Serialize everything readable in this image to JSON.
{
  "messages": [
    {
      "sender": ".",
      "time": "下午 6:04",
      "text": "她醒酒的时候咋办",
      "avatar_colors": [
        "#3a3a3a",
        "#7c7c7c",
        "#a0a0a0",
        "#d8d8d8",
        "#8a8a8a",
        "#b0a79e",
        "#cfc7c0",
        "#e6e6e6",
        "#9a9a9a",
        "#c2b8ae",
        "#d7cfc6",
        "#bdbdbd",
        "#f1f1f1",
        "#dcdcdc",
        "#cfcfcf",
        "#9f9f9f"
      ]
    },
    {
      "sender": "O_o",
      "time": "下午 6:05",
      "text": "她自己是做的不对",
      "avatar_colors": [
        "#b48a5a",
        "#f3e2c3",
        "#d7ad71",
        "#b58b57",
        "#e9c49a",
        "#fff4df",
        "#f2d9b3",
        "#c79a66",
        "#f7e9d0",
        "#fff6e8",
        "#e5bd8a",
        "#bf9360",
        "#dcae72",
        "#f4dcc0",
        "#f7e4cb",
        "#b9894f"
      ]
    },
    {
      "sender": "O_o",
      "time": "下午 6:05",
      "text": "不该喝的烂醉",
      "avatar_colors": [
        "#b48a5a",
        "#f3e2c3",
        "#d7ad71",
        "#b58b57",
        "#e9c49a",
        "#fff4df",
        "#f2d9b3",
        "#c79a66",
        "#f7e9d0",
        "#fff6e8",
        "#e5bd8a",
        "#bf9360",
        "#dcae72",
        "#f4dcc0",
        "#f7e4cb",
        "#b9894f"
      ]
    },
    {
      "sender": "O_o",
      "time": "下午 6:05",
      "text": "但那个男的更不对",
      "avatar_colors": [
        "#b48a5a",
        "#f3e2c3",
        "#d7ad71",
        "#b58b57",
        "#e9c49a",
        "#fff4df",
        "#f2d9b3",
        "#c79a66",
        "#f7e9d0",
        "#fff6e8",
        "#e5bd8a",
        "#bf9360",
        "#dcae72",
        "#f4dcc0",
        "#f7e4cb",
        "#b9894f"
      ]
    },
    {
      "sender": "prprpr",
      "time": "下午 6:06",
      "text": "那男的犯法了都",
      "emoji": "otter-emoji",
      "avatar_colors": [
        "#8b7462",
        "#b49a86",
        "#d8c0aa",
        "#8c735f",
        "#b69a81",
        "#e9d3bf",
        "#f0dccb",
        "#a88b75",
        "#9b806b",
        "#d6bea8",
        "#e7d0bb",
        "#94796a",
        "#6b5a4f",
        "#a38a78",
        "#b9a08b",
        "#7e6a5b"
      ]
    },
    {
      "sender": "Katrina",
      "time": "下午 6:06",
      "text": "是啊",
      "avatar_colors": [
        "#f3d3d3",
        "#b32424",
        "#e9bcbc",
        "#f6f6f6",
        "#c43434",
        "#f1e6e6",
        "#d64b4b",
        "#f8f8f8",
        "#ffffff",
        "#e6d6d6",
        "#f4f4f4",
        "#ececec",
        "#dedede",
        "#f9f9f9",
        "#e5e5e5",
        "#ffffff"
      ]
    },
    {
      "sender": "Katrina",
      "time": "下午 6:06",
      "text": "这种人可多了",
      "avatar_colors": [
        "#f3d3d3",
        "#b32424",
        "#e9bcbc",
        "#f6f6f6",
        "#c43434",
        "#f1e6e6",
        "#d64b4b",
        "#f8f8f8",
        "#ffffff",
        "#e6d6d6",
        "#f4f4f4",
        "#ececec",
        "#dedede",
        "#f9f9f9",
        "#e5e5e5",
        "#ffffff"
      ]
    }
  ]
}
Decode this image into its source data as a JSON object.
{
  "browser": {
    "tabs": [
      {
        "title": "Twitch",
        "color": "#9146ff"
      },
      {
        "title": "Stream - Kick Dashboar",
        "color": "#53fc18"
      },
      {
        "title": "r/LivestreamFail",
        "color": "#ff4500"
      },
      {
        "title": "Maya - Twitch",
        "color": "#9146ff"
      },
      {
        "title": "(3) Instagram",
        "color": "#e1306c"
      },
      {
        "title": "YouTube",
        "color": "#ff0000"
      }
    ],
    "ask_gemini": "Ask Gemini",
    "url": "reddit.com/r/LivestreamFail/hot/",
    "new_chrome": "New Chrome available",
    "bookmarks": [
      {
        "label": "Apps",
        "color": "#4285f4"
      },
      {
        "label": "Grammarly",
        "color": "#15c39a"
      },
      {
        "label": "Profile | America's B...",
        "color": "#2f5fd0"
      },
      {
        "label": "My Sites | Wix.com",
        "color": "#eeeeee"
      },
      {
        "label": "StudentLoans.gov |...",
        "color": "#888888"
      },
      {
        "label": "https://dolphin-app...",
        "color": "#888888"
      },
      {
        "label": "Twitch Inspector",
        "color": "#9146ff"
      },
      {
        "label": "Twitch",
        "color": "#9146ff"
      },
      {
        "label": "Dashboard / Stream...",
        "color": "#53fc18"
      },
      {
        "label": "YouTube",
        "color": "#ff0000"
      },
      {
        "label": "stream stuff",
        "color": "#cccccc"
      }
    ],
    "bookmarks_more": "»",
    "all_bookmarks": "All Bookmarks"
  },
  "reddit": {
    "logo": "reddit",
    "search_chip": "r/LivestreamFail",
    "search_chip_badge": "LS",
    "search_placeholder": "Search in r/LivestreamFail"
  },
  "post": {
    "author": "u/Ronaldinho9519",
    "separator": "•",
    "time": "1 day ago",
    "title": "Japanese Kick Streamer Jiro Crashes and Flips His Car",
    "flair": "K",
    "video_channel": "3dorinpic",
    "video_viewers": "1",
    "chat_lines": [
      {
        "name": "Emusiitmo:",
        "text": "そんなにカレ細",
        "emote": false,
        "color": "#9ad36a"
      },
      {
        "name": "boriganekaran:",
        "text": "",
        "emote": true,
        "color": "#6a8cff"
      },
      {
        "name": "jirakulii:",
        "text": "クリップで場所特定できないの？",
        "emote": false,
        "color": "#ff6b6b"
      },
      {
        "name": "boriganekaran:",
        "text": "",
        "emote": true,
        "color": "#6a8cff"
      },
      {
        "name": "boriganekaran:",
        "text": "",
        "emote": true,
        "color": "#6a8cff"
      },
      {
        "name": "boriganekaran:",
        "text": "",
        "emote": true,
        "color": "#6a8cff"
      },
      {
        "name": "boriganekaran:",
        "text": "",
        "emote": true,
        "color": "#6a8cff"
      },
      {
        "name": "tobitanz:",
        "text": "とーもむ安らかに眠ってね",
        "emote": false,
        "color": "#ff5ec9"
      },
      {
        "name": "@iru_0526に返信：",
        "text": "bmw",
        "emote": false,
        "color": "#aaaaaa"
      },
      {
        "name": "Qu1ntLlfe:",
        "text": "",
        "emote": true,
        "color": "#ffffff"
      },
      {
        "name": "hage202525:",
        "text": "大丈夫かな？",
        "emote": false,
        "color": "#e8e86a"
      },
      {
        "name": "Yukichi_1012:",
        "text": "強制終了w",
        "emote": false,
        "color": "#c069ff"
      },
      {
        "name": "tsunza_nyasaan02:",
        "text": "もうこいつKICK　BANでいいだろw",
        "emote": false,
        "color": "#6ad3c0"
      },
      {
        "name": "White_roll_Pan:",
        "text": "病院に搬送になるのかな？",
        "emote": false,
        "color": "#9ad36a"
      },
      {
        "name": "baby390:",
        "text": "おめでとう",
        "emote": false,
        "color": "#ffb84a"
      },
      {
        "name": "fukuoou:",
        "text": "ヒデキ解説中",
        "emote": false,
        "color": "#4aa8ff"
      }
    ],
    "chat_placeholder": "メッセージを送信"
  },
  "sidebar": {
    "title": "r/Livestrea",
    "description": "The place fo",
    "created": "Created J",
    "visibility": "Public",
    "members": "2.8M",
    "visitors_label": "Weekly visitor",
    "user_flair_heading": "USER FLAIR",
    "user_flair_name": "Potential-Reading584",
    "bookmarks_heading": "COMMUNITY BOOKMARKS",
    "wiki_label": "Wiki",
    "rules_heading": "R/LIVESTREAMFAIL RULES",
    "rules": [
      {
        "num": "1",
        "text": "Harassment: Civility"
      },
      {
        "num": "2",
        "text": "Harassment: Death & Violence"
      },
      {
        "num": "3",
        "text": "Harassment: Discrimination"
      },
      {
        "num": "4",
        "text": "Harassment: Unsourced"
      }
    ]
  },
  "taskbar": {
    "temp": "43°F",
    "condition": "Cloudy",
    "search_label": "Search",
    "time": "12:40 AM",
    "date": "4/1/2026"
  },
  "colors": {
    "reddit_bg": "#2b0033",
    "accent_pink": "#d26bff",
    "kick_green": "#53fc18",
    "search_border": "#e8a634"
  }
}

-=-=-

**Exercise description:**
Go through the material above and count the lines that include "image". Give the number alone.

**Expected answer:**
2